Begin

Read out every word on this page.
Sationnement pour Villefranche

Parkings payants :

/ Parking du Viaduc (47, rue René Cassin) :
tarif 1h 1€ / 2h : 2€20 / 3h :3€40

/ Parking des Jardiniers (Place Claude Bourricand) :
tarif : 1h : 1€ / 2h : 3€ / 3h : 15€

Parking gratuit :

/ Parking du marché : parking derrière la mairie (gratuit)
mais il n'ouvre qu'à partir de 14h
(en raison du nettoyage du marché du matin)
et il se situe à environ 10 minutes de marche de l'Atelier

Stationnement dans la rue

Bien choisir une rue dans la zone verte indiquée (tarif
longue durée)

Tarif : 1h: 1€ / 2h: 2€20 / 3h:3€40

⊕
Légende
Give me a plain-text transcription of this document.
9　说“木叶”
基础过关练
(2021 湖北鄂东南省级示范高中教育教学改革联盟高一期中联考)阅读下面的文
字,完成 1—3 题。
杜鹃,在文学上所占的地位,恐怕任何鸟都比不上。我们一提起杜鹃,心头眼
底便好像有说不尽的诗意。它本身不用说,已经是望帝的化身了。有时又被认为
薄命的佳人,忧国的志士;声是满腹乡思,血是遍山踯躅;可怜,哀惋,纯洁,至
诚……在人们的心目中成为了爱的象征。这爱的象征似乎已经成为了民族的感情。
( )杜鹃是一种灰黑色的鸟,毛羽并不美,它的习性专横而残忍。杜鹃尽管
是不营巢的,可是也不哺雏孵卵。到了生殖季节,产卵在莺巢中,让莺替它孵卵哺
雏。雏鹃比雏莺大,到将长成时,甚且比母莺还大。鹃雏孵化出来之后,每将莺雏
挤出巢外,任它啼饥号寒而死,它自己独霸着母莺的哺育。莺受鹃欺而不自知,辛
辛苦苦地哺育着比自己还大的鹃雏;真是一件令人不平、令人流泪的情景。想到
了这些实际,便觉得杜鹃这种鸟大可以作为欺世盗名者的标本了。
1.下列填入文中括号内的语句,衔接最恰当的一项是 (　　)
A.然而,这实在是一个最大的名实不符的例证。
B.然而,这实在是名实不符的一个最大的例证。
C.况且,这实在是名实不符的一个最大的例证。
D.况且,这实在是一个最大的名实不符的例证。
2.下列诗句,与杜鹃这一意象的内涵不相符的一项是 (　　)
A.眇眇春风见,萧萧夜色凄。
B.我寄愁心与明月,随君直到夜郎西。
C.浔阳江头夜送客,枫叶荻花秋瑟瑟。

End

▶ **WORK INSTRUCTIONS**: From the data above, show each line that contains "这实在是名实不符的一个最大的例证".

▶ **EXPECTED OUTPUT**:
B.然而,这实在是名实不符的一个最大的例证。
C.况且,这实在是名实不符的一个最大的例证。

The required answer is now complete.